Across the listing below, how many lines hold "суда"? Reply with the number by itself.

**Information supplied:**
-------

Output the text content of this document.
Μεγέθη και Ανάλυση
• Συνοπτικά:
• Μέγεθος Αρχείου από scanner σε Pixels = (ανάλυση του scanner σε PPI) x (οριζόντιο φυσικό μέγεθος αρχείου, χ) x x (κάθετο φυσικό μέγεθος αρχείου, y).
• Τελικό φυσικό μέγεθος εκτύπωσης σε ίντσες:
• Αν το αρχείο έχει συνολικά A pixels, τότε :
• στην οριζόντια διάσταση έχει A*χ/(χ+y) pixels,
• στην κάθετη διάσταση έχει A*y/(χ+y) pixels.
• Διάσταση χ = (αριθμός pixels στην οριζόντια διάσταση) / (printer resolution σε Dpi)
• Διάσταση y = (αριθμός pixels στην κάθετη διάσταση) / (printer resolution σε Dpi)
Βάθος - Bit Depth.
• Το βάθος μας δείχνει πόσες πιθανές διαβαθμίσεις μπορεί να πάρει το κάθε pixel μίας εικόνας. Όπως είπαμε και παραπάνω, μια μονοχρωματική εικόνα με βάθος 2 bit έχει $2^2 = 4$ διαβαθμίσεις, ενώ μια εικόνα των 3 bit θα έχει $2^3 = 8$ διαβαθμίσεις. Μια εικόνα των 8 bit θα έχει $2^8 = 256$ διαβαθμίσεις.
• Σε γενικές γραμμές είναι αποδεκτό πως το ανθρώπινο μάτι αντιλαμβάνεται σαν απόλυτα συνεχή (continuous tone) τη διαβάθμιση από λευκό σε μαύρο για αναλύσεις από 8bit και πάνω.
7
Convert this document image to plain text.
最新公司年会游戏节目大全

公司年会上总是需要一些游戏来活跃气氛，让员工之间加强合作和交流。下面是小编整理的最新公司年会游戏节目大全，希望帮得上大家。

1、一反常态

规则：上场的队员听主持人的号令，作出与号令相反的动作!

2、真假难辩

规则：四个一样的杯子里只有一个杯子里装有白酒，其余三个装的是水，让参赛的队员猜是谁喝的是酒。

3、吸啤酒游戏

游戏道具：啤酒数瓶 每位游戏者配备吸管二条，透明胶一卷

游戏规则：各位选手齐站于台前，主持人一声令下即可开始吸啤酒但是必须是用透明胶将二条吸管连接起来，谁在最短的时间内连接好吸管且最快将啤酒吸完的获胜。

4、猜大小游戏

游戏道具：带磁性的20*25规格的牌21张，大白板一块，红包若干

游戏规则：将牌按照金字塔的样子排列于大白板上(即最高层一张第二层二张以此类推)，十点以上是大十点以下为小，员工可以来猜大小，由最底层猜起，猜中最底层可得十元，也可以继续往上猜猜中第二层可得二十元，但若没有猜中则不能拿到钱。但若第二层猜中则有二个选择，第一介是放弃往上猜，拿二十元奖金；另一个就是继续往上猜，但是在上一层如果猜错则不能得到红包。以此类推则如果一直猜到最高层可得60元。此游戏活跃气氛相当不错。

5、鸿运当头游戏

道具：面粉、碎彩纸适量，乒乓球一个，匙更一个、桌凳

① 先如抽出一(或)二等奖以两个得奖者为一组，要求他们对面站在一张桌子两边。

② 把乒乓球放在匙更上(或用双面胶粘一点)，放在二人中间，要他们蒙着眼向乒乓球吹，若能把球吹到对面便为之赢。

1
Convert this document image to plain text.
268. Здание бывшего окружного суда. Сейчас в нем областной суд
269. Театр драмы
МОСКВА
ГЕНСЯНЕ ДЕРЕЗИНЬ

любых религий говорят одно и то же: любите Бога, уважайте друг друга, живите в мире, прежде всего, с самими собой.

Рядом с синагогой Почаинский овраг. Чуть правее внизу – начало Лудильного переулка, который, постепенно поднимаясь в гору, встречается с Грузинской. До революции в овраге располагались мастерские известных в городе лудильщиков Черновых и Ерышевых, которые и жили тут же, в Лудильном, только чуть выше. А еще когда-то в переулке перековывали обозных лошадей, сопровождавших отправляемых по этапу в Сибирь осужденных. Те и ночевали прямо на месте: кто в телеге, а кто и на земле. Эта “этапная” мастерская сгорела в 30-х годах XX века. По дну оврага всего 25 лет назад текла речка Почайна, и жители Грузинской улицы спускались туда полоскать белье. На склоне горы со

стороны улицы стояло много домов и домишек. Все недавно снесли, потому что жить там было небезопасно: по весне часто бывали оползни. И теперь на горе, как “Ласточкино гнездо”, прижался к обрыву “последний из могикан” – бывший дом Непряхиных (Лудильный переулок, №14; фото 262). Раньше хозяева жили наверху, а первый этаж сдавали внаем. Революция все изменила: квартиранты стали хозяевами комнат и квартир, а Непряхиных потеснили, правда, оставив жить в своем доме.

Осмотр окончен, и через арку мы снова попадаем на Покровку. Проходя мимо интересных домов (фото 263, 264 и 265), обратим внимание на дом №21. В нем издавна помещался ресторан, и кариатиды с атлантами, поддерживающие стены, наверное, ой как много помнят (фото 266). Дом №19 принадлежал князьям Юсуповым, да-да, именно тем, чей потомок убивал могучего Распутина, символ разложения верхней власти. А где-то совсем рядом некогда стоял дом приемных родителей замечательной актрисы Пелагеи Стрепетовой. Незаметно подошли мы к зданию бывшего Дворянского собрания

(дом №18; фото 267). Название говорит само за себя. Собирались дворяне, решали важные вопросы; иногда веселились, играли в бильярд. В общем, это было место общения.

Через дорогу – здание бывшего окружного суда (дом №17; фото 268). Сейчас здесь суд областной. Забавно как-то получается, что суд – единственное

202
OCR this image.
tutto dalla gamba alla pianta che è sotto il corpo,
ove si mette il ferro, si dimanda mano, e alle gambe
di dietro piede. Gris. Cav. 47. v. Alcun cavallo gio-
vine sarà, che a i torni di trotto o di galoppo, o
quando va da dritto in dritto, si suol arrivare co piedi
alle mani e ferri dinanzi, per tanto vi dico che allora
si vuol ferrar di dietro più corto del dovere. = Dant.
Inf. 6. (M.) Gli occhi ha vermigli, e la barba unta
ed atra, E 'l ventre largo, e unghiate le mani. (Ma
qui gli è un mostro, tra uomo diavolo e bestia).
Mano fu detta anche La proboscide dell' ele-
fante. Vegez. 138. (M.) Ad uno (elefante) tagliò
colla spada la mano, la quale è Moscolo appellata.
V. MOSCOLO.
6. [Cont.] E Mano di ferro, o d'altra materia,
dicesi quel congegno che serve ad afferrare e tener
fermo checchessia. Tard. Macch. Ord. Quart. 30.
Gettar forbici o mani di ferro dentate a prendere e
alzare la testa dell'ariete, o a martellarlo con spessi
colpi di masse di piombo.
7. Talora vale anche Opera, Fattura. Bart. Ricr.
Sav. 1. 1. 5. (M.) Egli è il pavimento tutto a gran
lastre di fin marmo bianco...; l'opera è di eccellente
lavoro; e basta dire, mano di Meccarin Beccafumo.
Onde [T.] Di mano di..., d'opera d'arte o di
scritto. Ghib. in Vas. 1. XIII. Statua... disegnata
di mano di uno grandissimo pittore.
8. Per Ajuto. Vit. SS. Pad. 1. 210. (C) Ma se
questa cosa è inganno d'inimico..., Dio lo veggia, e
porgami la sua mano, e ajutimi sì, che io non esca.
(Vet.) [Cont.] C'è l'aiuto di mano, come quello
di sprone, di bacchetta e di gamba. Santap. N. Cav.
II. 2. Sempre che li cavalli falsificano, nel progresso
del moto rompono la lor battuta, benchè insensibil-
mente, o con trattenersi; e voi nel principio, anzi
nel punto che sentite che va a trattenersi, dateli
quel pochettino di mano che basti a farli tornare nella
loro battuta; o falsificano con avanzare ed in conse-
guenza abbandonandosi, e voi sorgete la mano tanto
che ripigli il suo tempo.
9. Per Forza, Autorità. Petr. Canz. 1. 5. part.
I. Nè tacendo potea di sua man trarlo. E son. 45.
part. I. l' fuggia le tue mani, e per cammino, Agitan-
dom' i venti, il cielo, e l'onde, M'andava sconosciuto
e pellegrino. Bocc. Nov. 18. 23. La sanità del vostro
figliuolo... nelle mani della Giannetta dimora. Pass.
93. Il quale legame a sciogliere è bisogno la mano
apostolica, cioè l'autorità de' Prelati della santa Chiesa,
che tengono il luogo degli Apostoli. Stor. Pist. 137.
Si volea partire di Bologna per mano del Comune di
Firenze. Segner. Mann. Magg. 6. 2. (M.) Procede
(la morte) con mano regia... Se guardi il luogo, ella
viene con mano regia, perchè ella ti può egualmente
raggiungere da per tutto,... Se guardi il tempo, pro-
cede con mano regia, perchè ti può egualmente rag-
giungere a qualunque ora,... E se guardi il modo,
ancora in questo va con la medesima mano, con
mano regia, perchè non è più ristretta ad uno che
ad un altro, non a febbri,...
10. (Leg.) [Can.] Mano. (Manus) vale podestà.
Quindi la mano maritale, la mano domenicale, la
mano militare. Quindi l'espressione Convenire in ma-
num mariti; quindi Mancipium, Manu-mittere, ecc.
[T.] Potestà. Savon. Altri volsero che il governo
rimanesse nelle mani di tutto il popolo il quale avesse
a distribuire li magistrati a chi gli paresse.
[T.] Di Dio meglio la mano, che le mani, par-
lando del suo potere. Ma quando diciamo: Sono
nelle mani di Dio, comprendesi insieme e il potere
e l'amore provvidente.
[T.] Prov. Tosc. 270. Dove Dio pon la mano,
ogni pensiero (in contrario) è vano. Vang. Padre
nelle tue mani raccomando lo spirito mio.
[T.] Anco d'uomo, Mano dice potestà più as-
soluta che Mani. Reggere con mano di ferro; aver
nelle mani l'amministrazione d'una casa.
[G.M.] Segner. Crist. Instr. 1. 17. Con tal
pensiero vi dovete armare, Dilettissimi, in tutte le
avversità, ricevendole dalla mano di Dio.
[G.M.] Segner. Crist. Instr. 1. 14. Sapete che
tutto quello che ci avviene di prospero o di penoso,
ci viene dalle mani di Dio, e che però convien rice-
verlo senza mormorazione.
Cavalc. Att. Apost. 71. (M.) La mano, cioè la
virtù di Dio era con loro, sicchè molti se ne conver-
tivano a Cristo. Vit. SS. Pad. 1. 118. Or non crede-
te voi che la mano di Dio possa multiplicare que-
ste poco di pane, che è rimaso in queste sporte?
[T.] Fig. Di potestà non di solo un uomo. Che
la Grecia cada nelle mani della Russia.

-------

**Full response:**
2